----- Input records -----

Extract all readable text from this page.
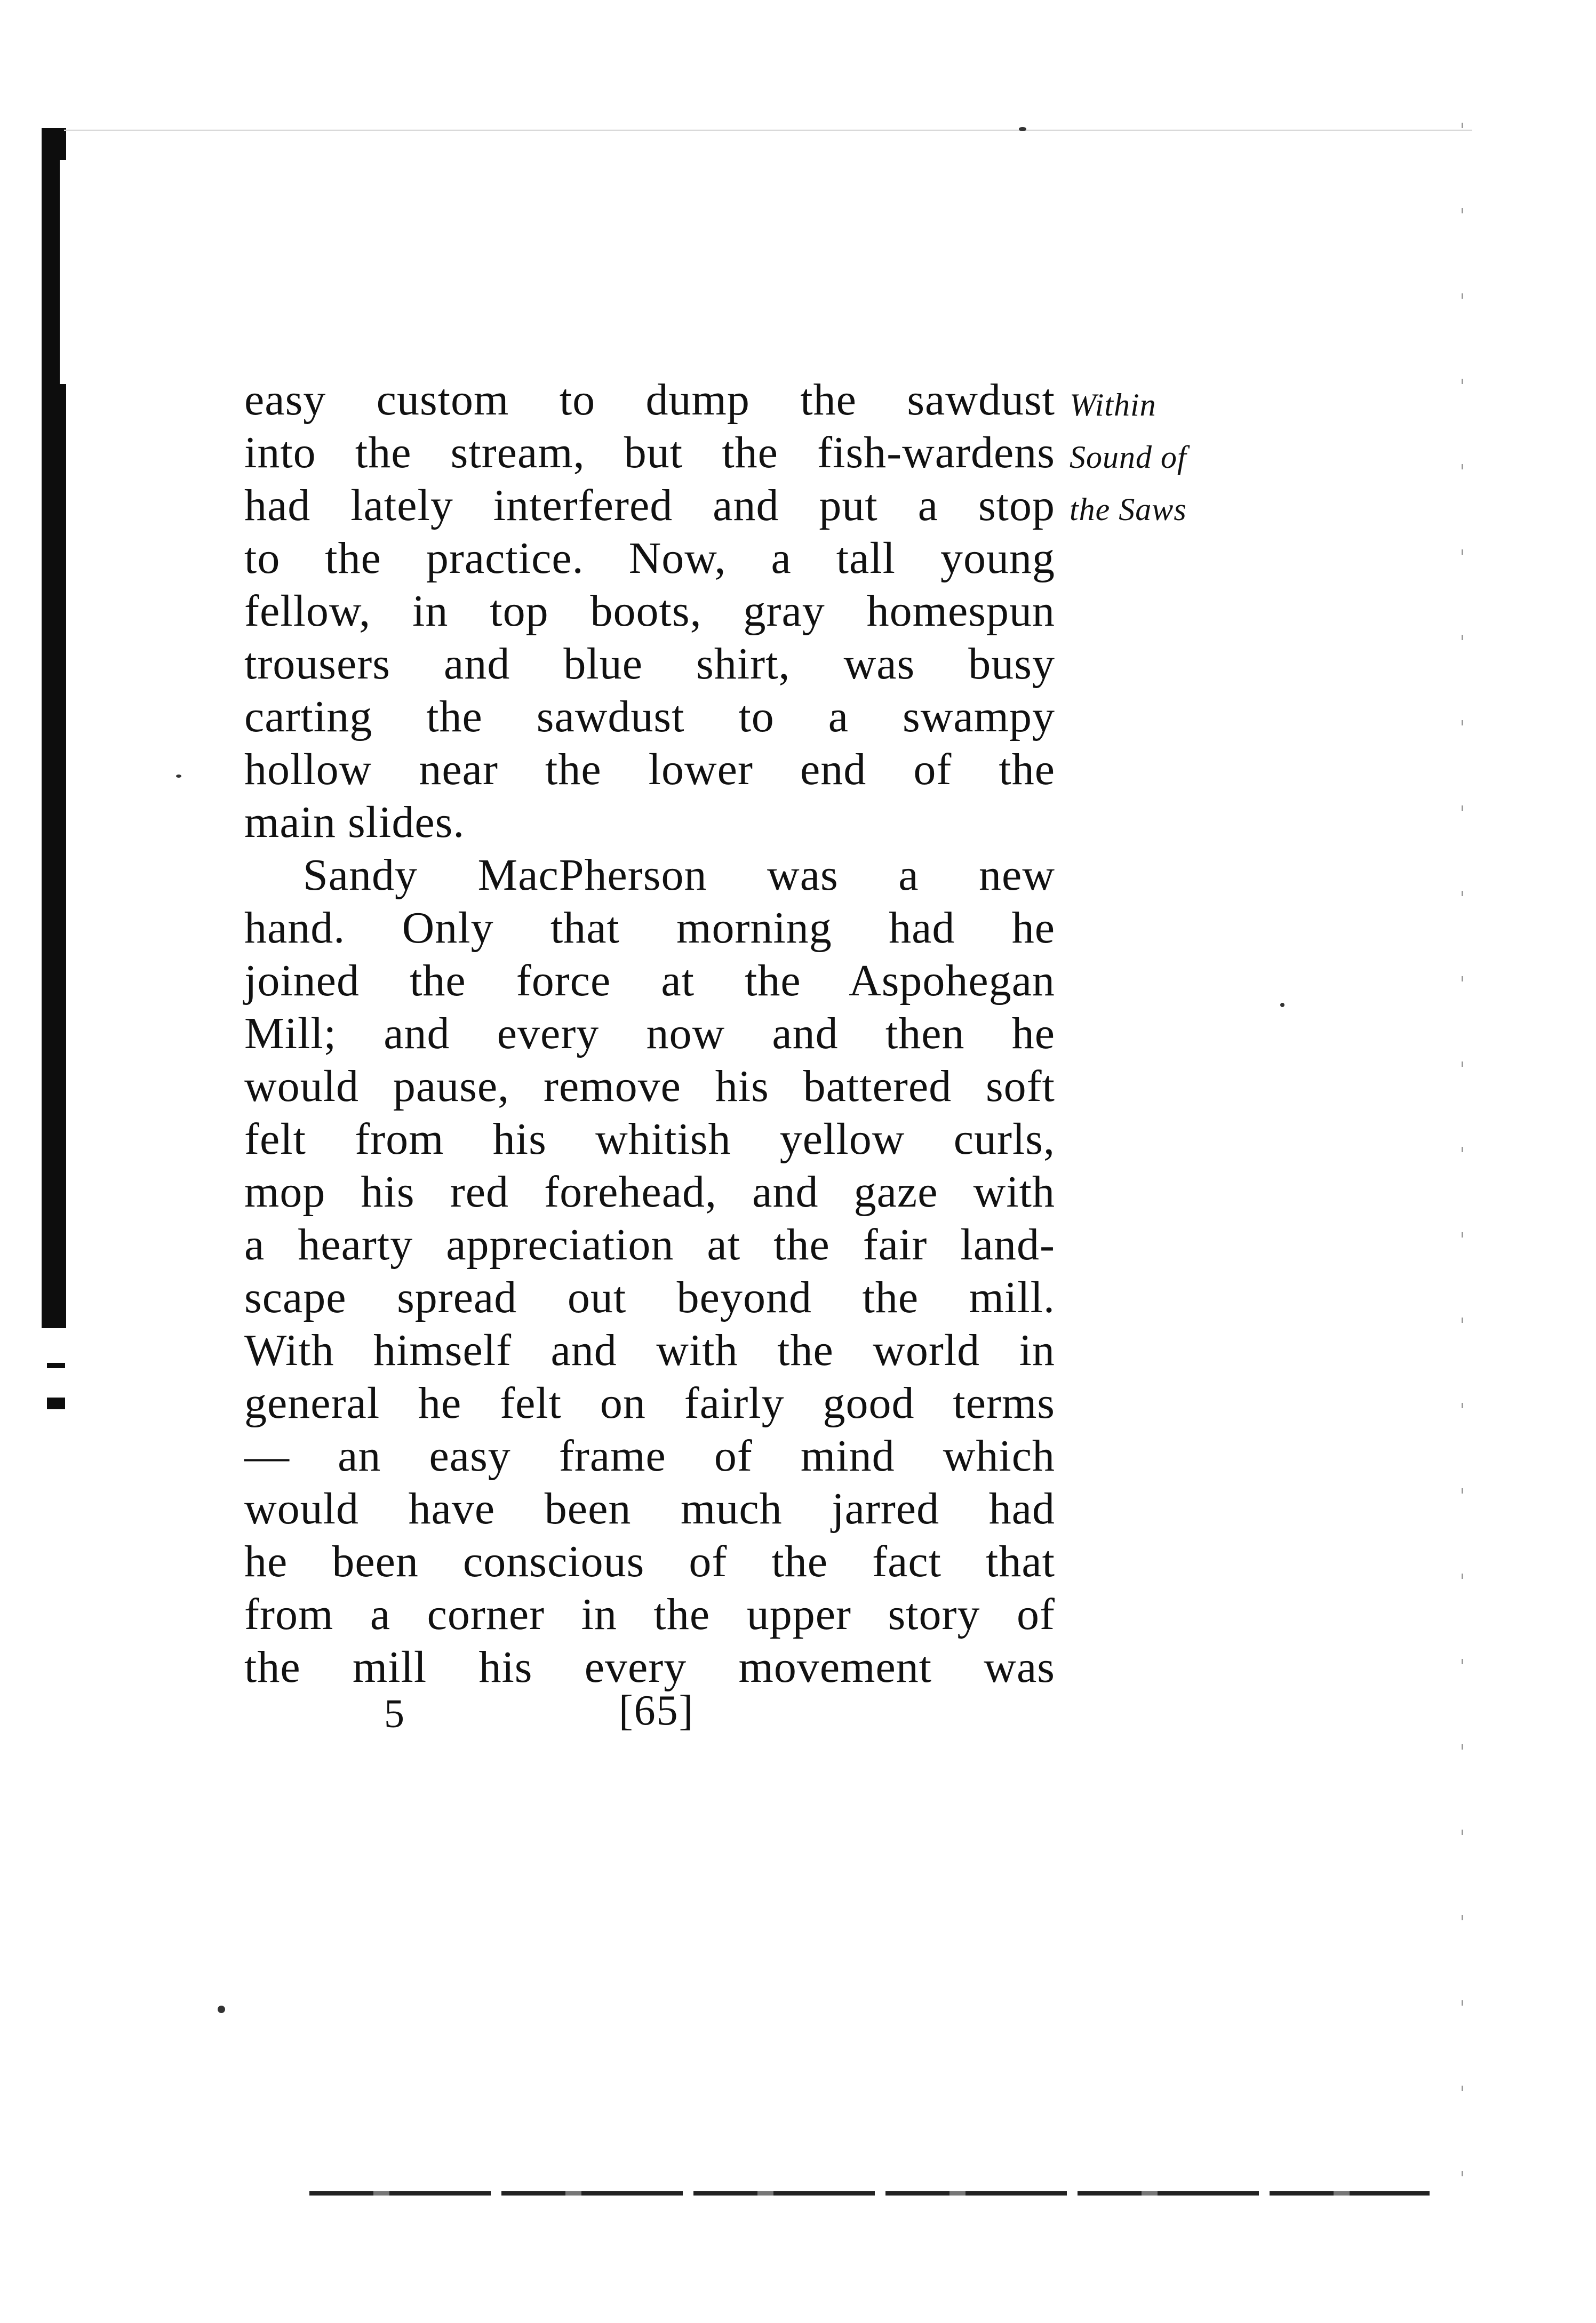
Within
Sound of
the Saws
easy custom to dump the sawdust
into the stream, but the fish-wardens
had lately interfered and put a stop
to the practice. Now, a tall young
fellow, in top boots, gray homespun
trousers and blue shirt, was busy
carting the sawdust to a swampy
hollow near the lower end of the
main slides.
Sandy MacPherson was a new
hand. Only that morning had he
joined the force at the Aspohegan
Mill; and every now and then he
would pause, remove his battered soft
felt from his whitish yellow curls,
mop his red forehead, and gaze with
a hearty appreciation at the fair land-
scape spread out beyond the mill.
With himself and with the world in
general he felt on fairly good terms
— an easy frame of mind which
would have been much jarred had
he been conscious of the fact that
from a corner in the upper story of
the mill his every movement was
5	[65]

-----

• _To do_: State the count of lines that contain the string "every". Nothing else is needed.

• _Answer to this task_: 2